Page extract
I do not understand how to solve this when there is more than one trigonometric ratio. I know that sec is positive in quadrants 1&4 and negative in 2&3. Csc is positive in 1&2 and negative in 3&4
Sec t=square root3 csc t
1. Answer must be in 0<t,2pi
2. Then solve symbolically
TIA!
2 Answers
- Some BodyLv 72 years agoFavorite Answer
sec t = √3 csc t
I recommend rewriting in terms of sine and cosine:
1 / cos t = √3 / sin t
Cross multiply:
sin t = √3 cos t
Divide by cosine:
tan t = √3
Solve:
t = π/3 + kπ
Between 0 and 2π, t = π/3 or 4π/3.
- ?Lv 72 years ago
sec t = √3 csc t
// Square both sides to get rid of radical
[sec t]² = [√3 csc t]²
sec² t = 3 csc² t
...1.............3
------- = --------
cos² t....sin² t
// Substitute the trig identity sin² t = (1 - cos²t)
// and cross multiply
...1.............3
------- = -------------
cos² t....(1 - cos² t)
3 cos² t = (1 - cos² t)
// Combine all the cos² t terms
3 cos² t + cos² t = 1
4 cos² t = 1
cos² t = 1/4
// Take the square root
cos t = ±½
When cos t = +½,
t = cos⁻¹ (½)
t = 60° = π/3
When cos t = -½,
t = cos⁻¹ (½)
t = 120° = 2π/3
// So your 2 solutions are
t = 60° = π/3 and t = 120° = 2π/3................ANS

Data
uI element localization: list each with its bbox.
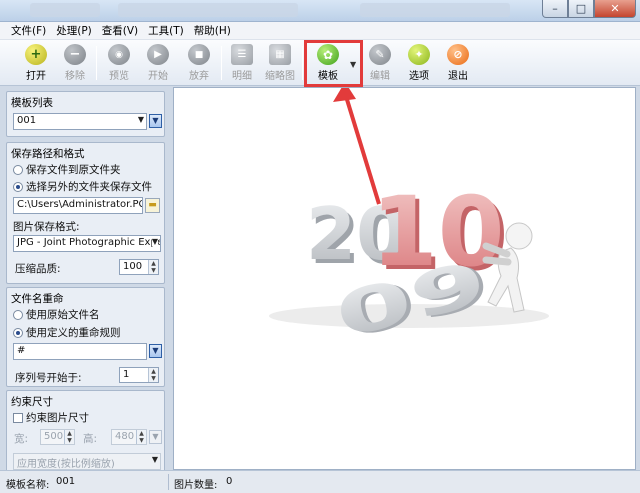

What you have to do
Answer these questions from the forum thread above:
(a) In which quadrants does the person asking say csc is positive?
(b) In terms of which functions does the answer marked "Favorite Answer" recommend rewriting the equation?
(c) Which two values of t between 0 and 2π does that same answer give?

Answer to the exercise
(a) Quadrants 1 and 2.
(b) Sine and cosine.
(c) t = π/3 and t = 4π/3.